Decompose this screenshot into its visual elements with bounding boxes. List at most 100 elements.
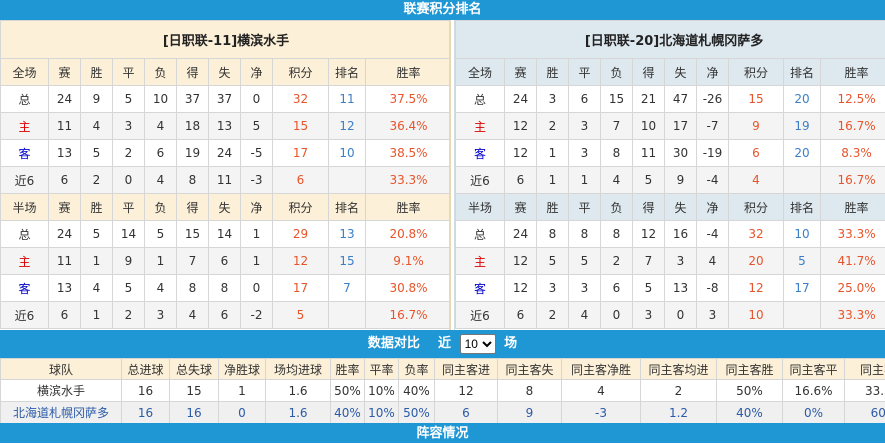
stat-cell: 12	[505, 275, 537, 302]
lineup-title: 阵容情况	[0, 423, 885, 443]
stat-cell: 2	[113, 302, 145, 329]
stat-cell: 16	[122, 402, 170, 424]
column-header: 积分	[273, 194, 329, 221]
row-label: 主	[456, 113, 505, 140]
column-header: 赛	[49, 194, 81, 221]
column-header: 平	[569, 194, 601, 221]
stat-cell	[784, 167, 821, 194]
column-header: 排名	[784, 194, 821, 221]
stat-cell: 0	[241, 275, 273, 302]
stat-cell: 8.3%	[821, 140, 885, 167]
stat-cell: 4	[562, 380, 641, 402]
stat-cell: 12	[329, 113, 366, 140]
standings-title: 联赛积分排名	[0, 0, 885, 20]
stat-cell: 30	[665, 140, 697, 167]
stat-cell: 1	[537, 167, 569, 194]
team-name[interactable]: [日职联-11]横滨水手	[1, 21, 452, 59]
stat-cell: 33.3%	[821, 302, 885, 329]
stat-cell: 5	[633, 275, 665, 302]
stat-cell: 18	[177, 113, 209, 140]
stat-cell: 60%	[845, 402, 885, 424]
stat-cell: 3	[569, 275, 601, 302]
compare-title: 数据对比	[368, 336, 420, 351]
stat-cell: 20	[784, 140, 821, 167]
stat-cell: 24	[505, 221, 537, 248]
stat-cell: 37	[209, 86, 241, 113]
stat-cell: 32	[273, 86, 329, 113]
stat-cell: 2	[537, 302, 569, 329]
stat-cell: 12	[633, 221, 665, 248]
stat-cell	[784, 302, 821, 329]
recent-count-select[interactable]: 10	[460, 334, 496, 354]
column-header: 球队	[1, 359, 122, 380]
stat-cell: 8	[601, 140, 633, 167]
stat-cell: 7	[177, 248, 209, 275]
stat-cell: 5	[241, 113, 273, 140]
stat-cell: 8	[537, 221, 569, 248]
column-header: 积分	[729, 59, 784, 86]
stat-cell: 4	[145, 167, 177, 194]
stat-cell: 3	[113, 113, 145, 140]
team-name[interactable]: [日职联-20]北海道札幌冈萨多	[456, 21, 885, 59]
stat-cell: 12.5%	[821, 86, 885, 113]
stat-cell: 17	[273, 275, 329, 302]
stat-cell: 12	[505, 113, 537, 140]
stat-cell: 6	[505, 167, 537, 194]
column-header: 场均进球	[266, 359, 331, 380]
team-cell: 北海道札幌冈萨多	[1, 402, 122, 424]
stat-cell: 3	[569, 113, 601, 140]
column-header: 全场	[1, 59, 49, 86]
column-header: 负	[601, 194, 633, 221]
stat-cell: 4	[177, 302, 209, 329]
stat-cell: 4	[81, 113, 113, 140]
stat-cell: 1	[241, 248, 273, 275]
stat-cell: 2	[601, 248, 633, 275]
row-label: 近6	[1, 167, 49, 194]
stat-cell: 12	[505, 248, 537, 275]
stat-cell: 10	[329, 140, 366, 167]
column-header: 胜率	[331, 359, 365, 380]
column-header: 总失球	[170, 359, 219, 380]
row-label: 客	[1, 140, 49, 167]
stat-cell: 6	[145, 140, 177, 167]
column-header: 全场	[456, 59, 505, 86]
stat-cell: 6	[505, 302, 537, 329]
column-header: 同主客进	[435, 359, 498, 380]
column-header: 净胜球	[219, 359, 266, 380]
stat-cell: 37.5%	[366, 86, 452, 113]
stat-cell: 16.7%	[821, 113, 885, 140]
stat-cell: 38.5%	[366, 140, 452, 167]
stat-cell: 11	[633, 140, 665, 167]
column-header: 积分	[729, 194, 784, 221]
stat-cell: 24	[49, 221, 81, 248]
stat-cell: 15	[729, 86, 784, 113]
stat-cell: 17	[784, 275, 821, 302]
stat-cell: 41.7%	[821, 248, 885, 275]
stat-cell: 14	[113, 221, 145, 248]
header-row: 半场赛胜平负得失净积分排名胜率	[456, 194, 885, 221]
stat-cell: 6	[209, 248, 241, 275]
column-header: 积分	[273, 59, 329, 86]
row-label: 近6	[456, 302, 505, 329]
stat-cell: 4	[697, 248, 729, 275]
recent-prefix: 近	[438, 336, 451, 351]
stat-cell: 6	[49, 302, 81, 329]
stat-cell: 50%	[399, 402, 435, 424]
stat-cell: 3	[537, 275, 569, 302]
stat-cell: 5	[113, 275, 145, 302]
stat-cell: 10%	[365, 380, 399, 402]
stat-cell: 0	[665, 302, 697, 329]
stat-cell: 33.3%	[821, 221, 885, 248]
column-header: 净	[697, 59, 729, 86]
stat-cell: 15	[170, 380, 219, 402]
stat-cell: 2	[641, 380, 717, 402]
column-header: 负	[145, 194, 177, 221]
column-header: 同主客胜	[717, 359, 783, 380]
stat-cell: 15	[601, 86, 633, 113]
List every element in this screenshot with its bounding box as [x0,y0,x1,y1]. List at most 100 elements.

EXERCISE DESCRIPTION: Extract every line above without changes, omitting the pictures.

ANSWER BELOW:
Decompose this screenshot into its visual elements with bounding boxes. List at most 100 elements.
stat-cell: 12	[505, 275, 537, 302]
lineup-title: 阵容情况	[0, 423, 885, 443]
stat-cell: 2	[113, 302, 145, 329]
stat-cell: 16	[122, 402, 170, 424]
column-header: 积分	[273, 194, 329, 221]
row-label: 主	[456, 113, 505, 140]
column-header: 赛	[49, 194, 81, 221]
column-header: 平	[569, 194, 601, 221]
stat-cell	[784, 167, 821, 194]
column-header: 排名	[784, 194, 821, 221]
stat-cell: 0	[241, 275, 273, 302]
stat-cell: 8.3%	[821, 140, 885, 167]
stat-cell: 4	[562, 380, 641, 402]
stat-cell: 12	[329, 113, 366, 140]
standings-title: 联赛积分排名	[0, 0, 885, 20]
stat-cell: 30	[665, 140, 697, 167]
stat-cell: 1	[537, 167, 569, 194]
team-name[interactable]: [日职联-11]横滨水手	[1, 21, 452, 59]
stat-cell: 33.3%	[821, 302, 885, 329]
stat-cell: 5	[633, 275, 665, 302]
stat-cell: 18	[177, 113, 209, 140]
stat-cell: 60%	[845, 402, 885, 424]
stat-cell: 3	[569, 275, 601, 302]
compare-title: 数据对比	[368, 336, 420, 351]
stat-cell: 20	[784, 140, 821, 167]
stat-cell: 24	[505, 221, 537, 248]
stat-cell: 37	[209, 86, 241, 113]
stat-cell: 32	[273, 86, 329, 113]
stat-cell: 2	[537, 302, 569, 329]
stat-cell: 12	[633, 221, 665, 248]
stat-cell	[784, 302, 821, 329]
recent-count-select[interactable]: 10	[460, 334, 496, 354]
column-header: 球队	[1, 359, 122, 380]
stat-cell: 8	[601, 140, 633, 167]
stat-cell: 7	[177, 248, 209, 275]
stat-cell: 5	[241, 113, 273, 140]
stat-cell: 8	[537, 221, 569, 248]
column-header: 积分	[729, 59, 784, 86]
stat-cell: 4	[145, 167, 177, 194]
stat-cell: 3	[113, 113, 145, 140]
team-name[interactable]: [日职联-20]北海道札幌冈萨多	[456, 21, 885, 59]
stat-cell: 12.5%	[821, 86, 885, 113]
stat-cell: 17	[273, 275, 329, 302]
stat-cell: 12	[505, 113, 537, 140]
stat-cell: 6	[505, 167, 537, 194]
column-header: 场均进球	[266, 359, 331, 380]
team-cell: 北海道札幌冈萨多	[1, 402, 122, 424]
stat-cell: 3	[569, 113, 601, 140]
column-header: 全场	[1, 59, 49, 86]
column-header: 负	[601, 194, 633, 221]
stat-cell: 4	[177, 302, 209, 329]
stat-cell: 4	[81, 113, 113, 140]
stat-cell: 1	[241, 248, 273, 275]
stat-cell: 2	[601, 248, 633, 275]
row-label: 近6	[1, 167, 49, 194]
stat-cell: 12	[505, 248, 537, 275]
stat-cell: 10	[329, 140, 366, 167]
column-header: 胜率	[331, 359, 365, 380]
column-header: 总失球	[170, 359, 219, 380]
row-label: 客	[1, 140, 49, 167]
stat-cell: 6	[145, 140, 177, 167]
column-header: 全场	[456, 59, 505, 86]
stat-cell: 6	[505, 302, 537, 329]
column-header: 同主客进	[435, 359, 498, 380]
column-header: 净胜球	[219, 359, 266, 380]
stat-cell: 37.5%	[366, 86, 452, 113]
stat-cell: 16.7%	[821, 113, 885, 140]
stat-cell: 38.5%	[366, 140, 452, 167]
stat-cell: 11	[633, 140, 665, 167]
column-header: 积分	[729, 194, 784, 221]
stat-cell: 24	[49, 221, 81, 248]
stat-cell: 15	[729, 86, 784, 113]
stat-cell: 17	[784, 275, 821, 302]
stat-cell: 41.7%	[821, 248, 885, 275]
stat-cell: 14	[113, 221, 145, 248]
header-row: 半场赛胜平负得失净积分排名胜率	[456, 194, 885, 221]
stat-cell: 6	[209, 248, 241, 275]
column-header: 积分	[273, 59, 329, 86]
row-label: 近6	[456, 302, 505, 329]
stat-cell: 4	[697, 248, 729, 275]
recent-prefix: 近	[438, 336, 451, 351]
stat-cell: 6	[49, 302, 81, 329]
stat-cell: 50%	[399, 402, 435, 424]
stat-cell: 3	[537, 275, 569, 302]
stat-cell: 5	[113, 275, 145, 302]
stat-cell: 10%	[365, 380, 399, 402]
stat-cell: 0	[665, 302, 697, 329]
stat-cell: 33.3%	[821, 221, 885, 248]
column-header: 净	[697, 59, 729, 86]
stat-cell: 15	[170, 380, 219, 402]
stat-cell: 2	[641, 380, 717, 402]
column-header: 负	[145, 194, 177, 221]
column-header: 同主客胜	[717, 359, 783, 380]
stat-cell: 15	[601, 86, 633, 113]
List every element in this screenshot with its bounding box as [x0,y0,x1,y1]. List at most 100 elements.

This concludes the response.